RECORDS SUPPLIED >>
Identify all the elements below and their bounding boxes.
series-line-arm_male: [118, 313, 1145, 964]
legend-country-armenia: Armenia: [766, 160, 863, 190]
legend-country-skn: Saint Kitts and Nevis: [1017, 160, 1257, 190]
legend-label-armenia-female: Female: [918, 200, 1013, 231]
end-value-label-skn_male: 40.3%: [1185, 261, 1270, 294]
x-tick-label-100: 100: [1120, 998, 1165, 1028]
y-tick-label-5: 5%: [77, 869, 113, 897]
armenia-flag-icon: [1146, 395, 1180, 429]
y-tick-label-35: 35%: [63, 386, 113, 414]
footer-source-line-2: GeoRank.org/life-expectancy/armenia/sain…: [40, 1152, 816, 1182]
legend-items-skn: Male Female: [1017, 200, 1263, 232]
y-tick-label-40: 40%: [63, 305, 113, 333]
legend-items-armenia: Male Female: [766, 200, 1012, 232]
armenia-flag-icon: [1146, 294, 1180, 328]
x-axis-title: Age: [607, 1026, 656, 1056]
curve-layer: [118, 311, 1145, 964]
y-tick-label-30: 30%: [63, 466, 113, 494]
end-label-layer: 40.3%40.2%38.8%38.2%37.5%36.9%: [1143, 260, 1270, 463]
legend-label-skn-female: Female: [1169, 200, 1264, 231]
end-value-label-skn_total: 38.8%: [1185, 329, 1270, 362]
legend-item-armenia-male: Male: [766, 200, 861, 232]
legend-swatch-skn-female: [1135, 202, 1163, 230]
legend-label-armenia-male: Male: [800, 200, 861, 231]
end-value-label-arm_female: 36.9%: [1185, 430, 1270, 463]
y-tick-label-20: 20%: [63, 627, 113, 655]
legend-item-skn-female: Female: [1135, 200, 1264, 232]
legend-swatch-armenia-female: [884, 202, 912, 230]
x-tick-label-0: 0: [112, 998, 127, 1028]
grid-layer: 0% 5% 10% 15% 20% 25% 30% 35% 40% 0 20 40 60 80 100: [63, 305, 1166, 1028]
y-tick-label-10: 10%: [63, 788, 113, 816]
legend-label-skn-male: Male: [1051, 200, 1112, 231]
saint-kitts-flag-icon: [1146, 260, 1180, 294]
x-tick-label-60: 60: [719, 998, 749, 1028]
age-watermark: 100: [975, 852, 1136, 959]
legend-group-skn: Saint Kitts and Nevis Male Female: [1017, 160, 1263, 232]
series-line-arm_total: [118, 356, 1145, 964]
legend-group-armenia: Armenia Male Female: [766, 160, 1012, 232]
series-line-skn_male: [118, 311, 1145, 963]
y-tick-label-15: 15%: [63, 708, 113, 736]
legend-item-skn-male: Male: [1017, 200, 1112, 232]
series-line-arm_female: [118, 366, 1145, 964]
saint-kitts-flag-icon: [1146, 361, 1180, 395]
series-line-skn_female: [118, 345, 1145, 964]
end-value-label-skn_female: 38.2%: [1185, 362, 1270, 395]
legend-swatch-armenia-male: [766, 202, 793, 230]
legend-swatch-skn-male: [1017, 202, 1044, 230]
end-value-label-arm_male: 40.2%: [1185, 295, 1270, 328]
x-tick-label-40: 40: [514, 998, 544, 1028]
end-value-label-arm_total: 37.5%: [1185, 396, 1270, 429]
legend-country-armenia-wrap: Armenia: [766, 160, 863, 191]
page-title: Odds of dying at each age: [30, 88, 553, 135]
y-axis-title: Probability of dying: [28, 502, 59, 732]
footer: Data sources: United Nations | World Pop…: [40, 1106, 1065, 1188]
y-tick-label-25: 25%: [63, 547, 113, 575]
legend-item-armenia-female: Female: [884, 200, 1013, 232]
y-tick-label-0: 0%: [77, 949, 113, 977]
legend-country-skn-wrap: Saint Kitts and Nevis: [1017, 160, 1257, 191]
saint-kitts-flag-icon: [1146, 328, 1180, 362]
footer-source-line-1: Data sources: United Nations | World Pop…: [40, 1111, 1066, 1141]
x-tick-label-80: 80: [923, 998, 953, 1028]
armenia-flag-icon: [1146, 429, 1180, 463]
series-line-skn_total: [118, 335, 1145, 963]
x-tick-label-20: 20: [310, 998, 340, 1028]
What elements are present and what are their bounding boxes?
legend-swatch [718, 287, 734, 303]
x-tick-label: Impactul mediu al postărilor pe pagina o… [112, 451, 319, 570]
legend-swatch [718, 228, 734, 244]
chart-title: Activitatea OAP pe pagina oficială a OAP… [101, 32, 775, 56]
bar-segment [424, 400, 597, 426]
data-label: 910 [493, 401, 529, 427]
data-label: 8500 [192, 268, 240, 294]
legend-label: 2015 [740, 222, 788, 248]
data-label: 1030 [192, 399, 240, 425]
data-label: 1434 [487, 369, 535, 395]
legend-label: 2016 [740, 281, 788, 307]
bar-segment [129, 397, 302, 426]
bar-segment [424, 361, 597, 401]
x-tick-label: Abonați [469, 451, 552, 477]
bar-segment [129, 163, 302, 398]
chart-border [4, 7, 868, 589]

WORK INSTRUCTIONS >> Copy out all of the entries above, line for line, with no changes.

TASK RESPONSE >>
Identify all the elements below and their bounding boxes.
series-line-arm_male: [118, 313, 1145, 964]
legend-country-armenia: Armenia: [766, 160, 863, 190]
legend-country-skn: Saint Kitts and Nevis: [1017, 160, 1257, 190]
legend-label-armenia-female: Female: [918, 200, 1013, 231]
end-value-label-skn_male: 40.3%: [1185, 261, 1270, 294]
x-tick-label-100: 100: [1120, 998, 1165, 1028]
y-tick-label-5: 5%: [77, 869, 113, 897]
armenia-flag-icon: [1146, 395, 1180, 429]
y-tick-label-35: 35%: [63, 386, 113, 414]
footer-source-line-2: GeoRank.org/life-expectancy/armenia/sain…: [40, 1152, 816, 1182]
legend-items-skn: Male Female: [1017, 200, 1263, 232]
y-tick-label-40: 40%: [63, 305, 113, 333]
legend-items-armenia: Male Female: [766, 200, 1012, 232]
armenia-flag-icon: [1146, 294, 1180, 328]
x-axis-title: Age: [607, 1026, 656, 1056]
curve-layer: [118, 311, 1145, 964]
y-tick-label-30: 30%: [63, 466, 113, 494]
end-label-layer: 40.3%40.2%38.8%38.2%37.5%36.9%: [1143, 260, 1270, 463]
legend-label-skn-female: Female: [1169, 200, 1264, 231]
end-value-label-skn_total: 38.8%: [1185, 329, 1270, 362]
legend-item-armenia-male: Male: [766, 200, 861, 232]
legend-swatch-skn-female: [1135, 202, 1163, 230]
legend-label-armenia-male: Male: [800, 200, 861, 231]
end-value-label-arm_female: 36.9%: [1185, 430, 1270, 463]
y-tick-label-20: 20%: [63, 627, 113, 655]
legend-item-skn-female: Female: [1135, 200, 1264, 232]
legend-swatch-armenia-female: [884, 202, 912, 230]
x-tick-label-0: 0: [112, 998, 127, 1028]
grid-layer: 0% 5% 10% 15% 20% 25% 30% 35% 40% 0 20 40 60 80 100: [63, 305, 1166, 1028]
y-tick-label-10: 10%: [63, 788, 113, 816]
legend-label-skn-male: Male: [1051, 200, 1112, 231]
saint-kitts-flag-icon: [1146, 260, 1180, 294]
x-tick-label-60: 60: [719, 998, 749, 1028]
age-watermark: 100: [975, 852, 1136, 959]
legend-group-skn: Saint Kitts and Nevis Male Female: [1017, 160, 1263, 232]
series-line-arm_total: [118, 356, 1145, 964]
legend-group-armenia: Armenia Male Female: [766, 160, 1012, 232]
series-line-skn_male: [118, 311, 1145, 963]
y-tick-label-15: 15%: [63, 708, 113, 736]
legend-item-skn-male: Male: [1017, 200, 1112, 232]
series-line-arm_female: [118, 366, 1145, 964]
saint-kitts-flag-icon: [1146, 361, 1180, 395]
series-line-skn_female: [118, 345, 1145, 964]
end-value-label-skn_female: 38.2%: [1185, 362, 1270, 395]
legend-swatch-armenia-male: [766, 202, 793, 230]
legend-swatch-skn-male: [1017, 202, 1044, 230]
end-value-label-arm_male: 40.2%: [1185, 295, 1270, 328]
x-tick-label-40: 40: [514, 998, 544, 1028]
end-value-label-arm_total: 37.5%: [1185, 396, 1270, 429]
legend-country-armenia-wrap: Armenia: [766, 160, 863, 191]
page-title: Odds of dying at each age: [30, 88, 553, 135]
y-axis-title: Probability of dying: [28, 502, 59, 732]
footer: Data sources: United Nations | World Pop…: [40, 1106, 1065, 1188]
y-tick-label-25: 25%: [63, 547, 113, 575]
legend-item-armenia-female: Female: [884, 200, 1013, 232]
y-tick-label-0: 0%: [77, 949, 113, 977]
legend-country-skn-wrap: Saint Kitts and Nevis: [1017, 160, 1257, 191]
saint-kitts-flag-icon: [1146, 328, 1180, 362]
footer-source-line-1: Data sources: United Nations | World Pop…: [40, 1111, 1066, 1141]
x-tick-label-80: 80: [923, 998, 953, 1028]
armenia-flag-icon: [1146, 429, 1180, 463]
series-line-skn_total: [118, 335, 1145, 963]
x-tick-label-20: 20: [310, 998, 340, 1028]
What elements are present and what are their bounding boxes?
legend-swatch [718, 287, 734, 303]
x-tick-label: Impactul mediu al postărilor pe pagina o… [112, 451, 319, 570]
legend-swatch [718, 228, 734, 244]
chart-title: Activitatea OAP pe pagina oficială a OAP… [101, 32, 775, 56]
bar-segment [424, 400, 597, 426]
data-label: 910 [493, 401, 529, 427]
data-label: 8500 [192, 268, 240, 294]
legend-label: 2015 [740, 222, 788, 248]
data-label: 1030 [192, 399, 240, 425]
data-label: 1434 [487, 369, 535, 395]
legend-label: 2016 [740, 281, 788, 307]
bar-segment [129, 397, 302, 426]
bar-segment [424, 361, 597, 401]
x-tick-label: Abonați [469, 451, 552, 477]
bar-segment [129, 163, 302, 398]
chart-border [4, 7, 868, 589]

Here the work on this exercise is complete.